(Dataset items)
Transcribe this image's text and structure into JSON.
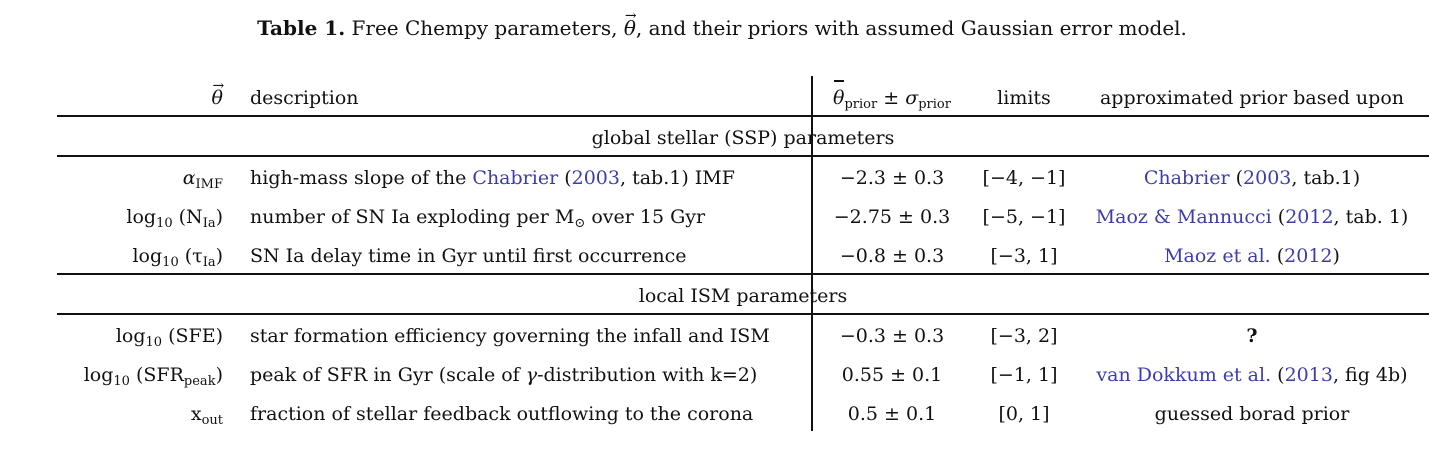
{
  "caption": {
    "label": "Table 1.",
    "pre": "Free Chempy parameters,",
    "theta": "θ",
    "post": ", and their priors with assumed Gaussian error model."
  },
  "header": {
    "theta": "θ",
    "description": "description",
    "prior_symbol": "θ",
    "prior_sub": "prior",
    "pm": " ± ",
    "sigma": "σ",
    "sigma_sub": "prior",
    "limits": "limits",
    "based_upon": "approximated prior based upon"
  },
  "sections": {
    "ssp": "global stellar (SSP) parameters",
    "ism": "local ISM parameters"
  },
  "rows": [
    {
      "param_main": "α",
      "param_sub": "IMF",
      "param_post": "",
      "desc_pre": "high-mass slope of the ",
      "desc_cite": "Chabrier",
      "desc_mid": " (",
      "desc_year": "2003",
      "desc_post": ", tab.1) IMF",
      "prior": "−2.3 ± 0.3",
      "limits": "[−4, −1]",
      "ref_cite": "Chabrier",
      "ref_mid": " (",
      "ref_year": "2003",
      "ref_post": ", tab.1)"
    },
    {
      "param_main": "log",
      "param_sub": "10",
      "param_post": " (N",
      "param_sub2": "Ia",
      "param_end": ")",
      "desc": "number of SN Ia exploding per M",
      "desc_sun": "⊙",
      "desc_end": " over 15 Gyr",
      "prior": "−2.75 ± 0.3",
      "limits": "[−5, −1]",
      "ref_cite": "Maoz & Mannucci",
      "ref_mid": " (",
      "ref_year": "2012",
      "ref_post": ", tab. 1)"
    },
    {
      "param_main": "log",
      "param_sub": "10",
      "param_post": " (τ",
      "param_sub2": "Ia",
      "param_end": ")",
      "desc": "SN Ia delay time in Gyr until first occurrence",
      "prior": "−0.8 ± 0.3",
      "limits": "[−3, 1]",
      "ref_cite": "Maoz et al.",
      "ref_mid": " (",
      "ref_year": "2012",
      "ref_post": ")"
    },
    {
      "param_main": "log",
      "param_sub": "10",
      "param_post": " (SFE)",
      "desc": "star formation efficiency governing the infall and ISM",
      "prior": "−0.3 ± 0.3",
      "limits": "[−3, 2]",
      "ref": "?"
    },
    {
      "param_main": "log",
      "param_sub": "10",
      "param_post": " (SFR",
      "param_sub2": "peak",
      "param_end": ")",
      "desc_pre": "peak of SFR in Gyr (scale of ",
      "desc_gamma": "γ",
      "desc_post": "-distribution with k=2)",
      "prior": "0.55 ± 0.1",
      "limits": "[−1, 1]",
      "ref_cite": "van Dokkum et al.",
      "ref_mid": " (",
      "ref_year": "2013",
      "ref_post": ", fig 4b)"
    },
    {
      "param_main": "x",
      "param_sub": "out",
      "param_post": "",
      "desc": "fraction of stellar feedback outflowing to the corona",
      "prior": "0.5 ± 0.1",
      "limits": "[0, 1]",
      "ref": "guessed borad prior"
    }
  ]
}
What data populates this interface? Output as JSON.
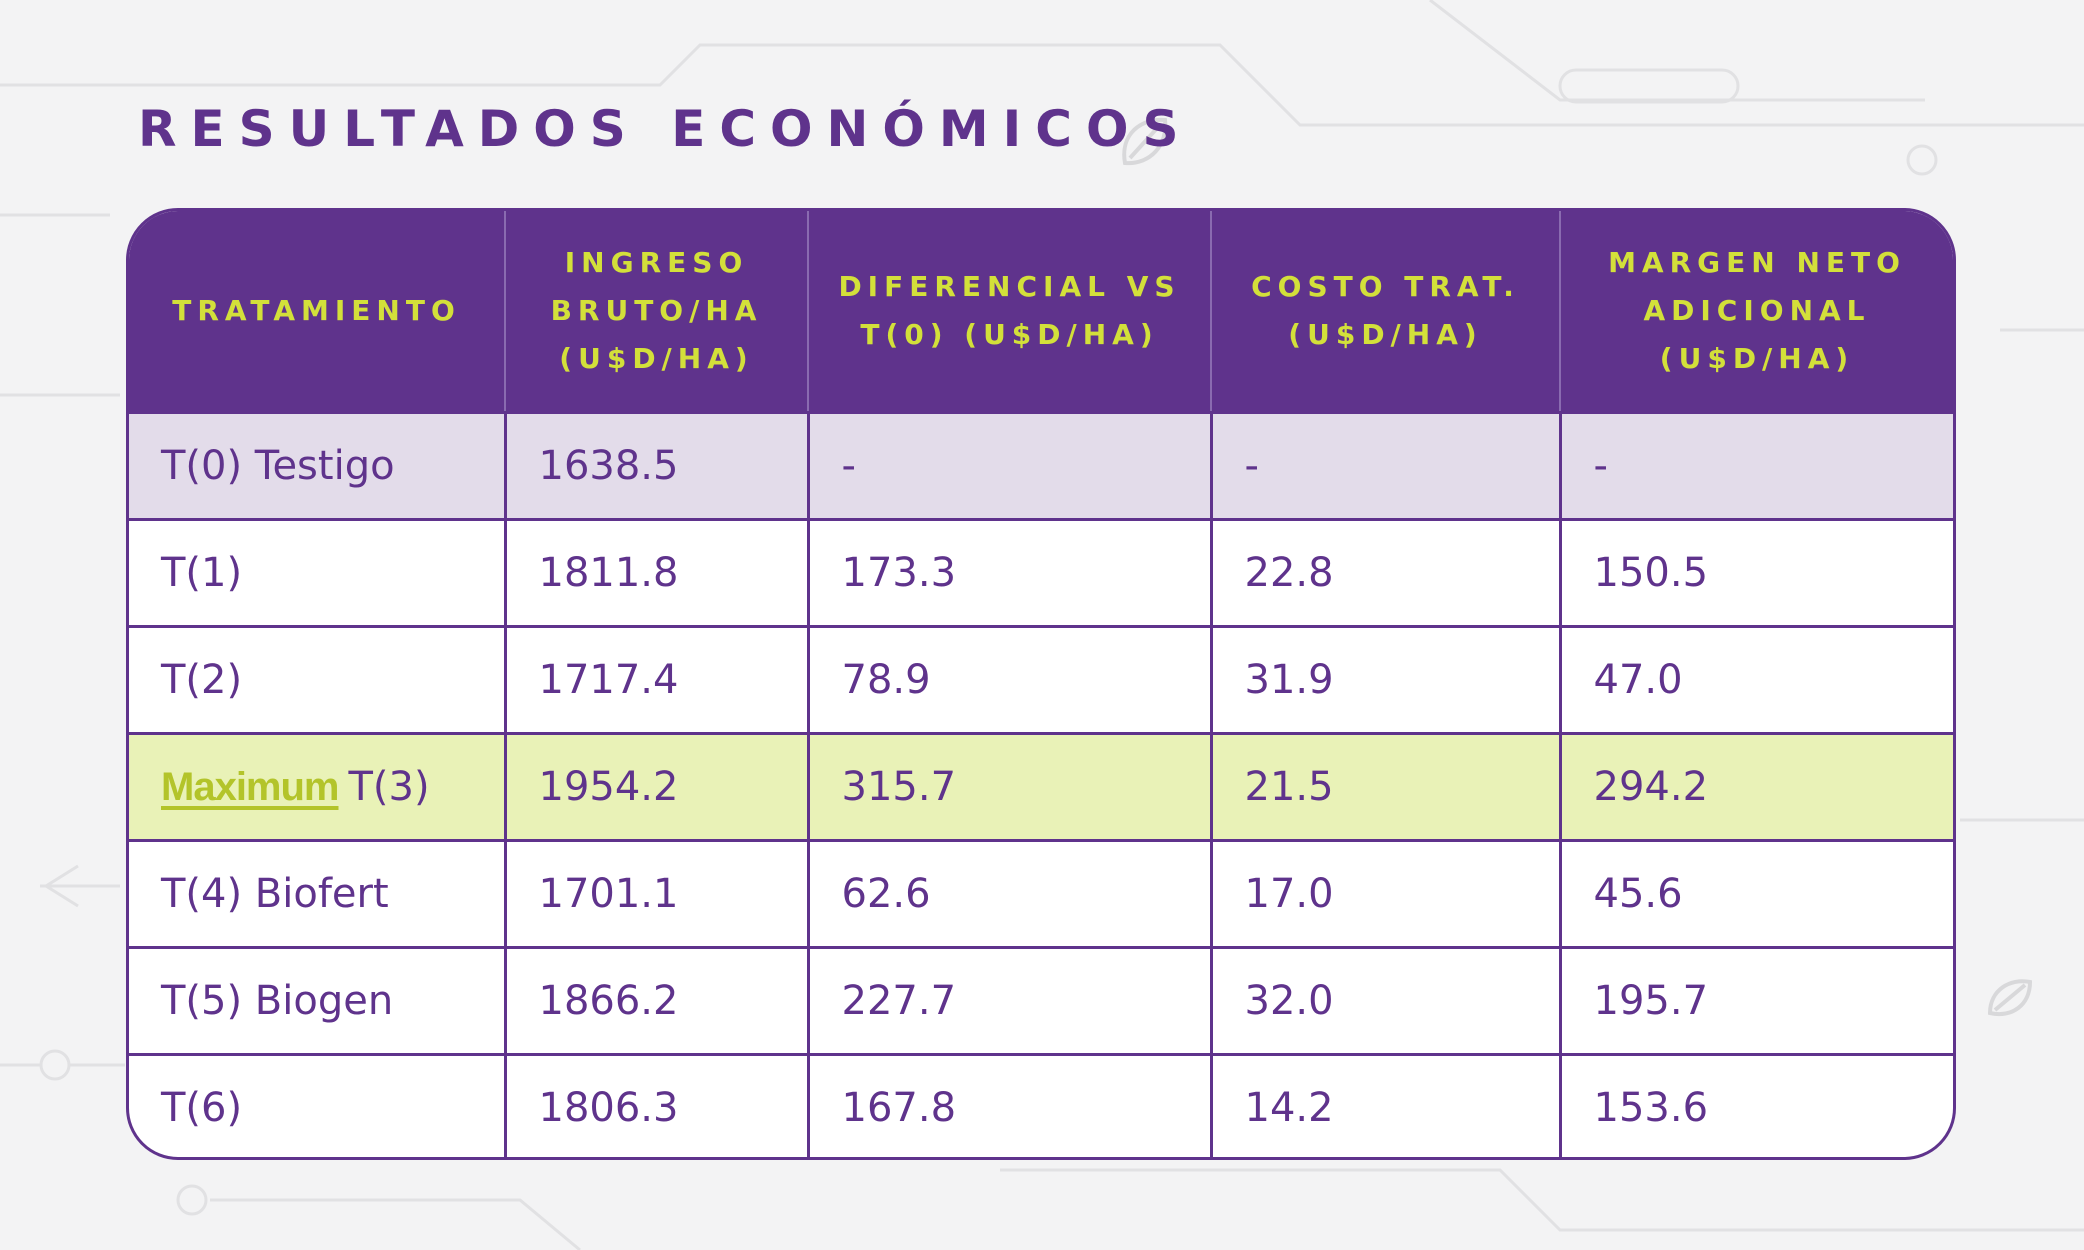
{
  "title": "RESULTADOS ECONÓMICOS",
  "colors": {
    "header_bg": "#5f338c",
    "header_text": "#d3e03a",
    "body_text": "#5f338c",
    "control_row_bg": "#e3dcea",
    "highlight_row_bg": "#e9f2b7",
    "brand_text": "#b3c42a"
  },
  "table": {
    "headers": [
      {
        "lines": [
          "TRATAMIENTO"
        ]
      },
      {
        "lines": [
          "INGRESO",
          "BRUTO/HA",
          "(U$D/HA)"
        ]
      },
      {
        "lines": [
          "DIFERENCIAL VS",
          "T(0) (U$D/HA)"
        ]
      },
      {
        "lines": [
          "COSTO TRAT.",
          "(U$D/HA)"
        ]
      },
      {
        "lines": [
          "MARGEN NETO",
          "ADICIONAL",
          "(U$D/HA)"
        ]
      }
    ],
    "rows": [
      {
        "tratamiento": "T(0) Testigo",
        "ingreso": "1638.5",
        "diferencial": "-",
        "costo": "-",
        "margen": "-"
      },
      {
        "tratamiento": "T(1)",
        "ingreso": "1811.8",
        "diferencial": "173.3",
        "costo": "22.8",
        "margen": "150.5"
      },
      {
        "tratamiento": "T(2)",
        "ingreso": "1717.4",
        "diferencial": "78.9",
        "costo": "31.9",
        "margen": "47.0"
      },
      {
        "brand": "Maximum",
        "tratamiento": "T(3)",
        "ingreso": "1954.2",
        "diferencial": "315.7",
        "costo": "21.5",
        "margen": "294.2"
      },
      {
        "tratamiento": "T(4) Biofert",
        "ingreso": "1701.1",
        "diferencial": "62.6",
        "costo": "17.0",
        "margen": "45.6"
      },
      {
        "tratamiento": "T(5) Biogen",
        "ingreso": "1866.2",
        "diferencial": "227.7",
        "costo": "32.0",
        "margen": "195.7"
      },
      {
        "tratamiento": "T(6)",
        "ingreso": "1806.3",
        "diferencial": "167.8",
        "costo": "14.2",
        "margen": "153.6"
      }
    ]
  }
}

__Stated task__
In the material above, find each line that contains the word "Chabrier", and select it.

__Written solution__
      "desc_cite": "Chabrier",
      "ref_cite": "Chabrier",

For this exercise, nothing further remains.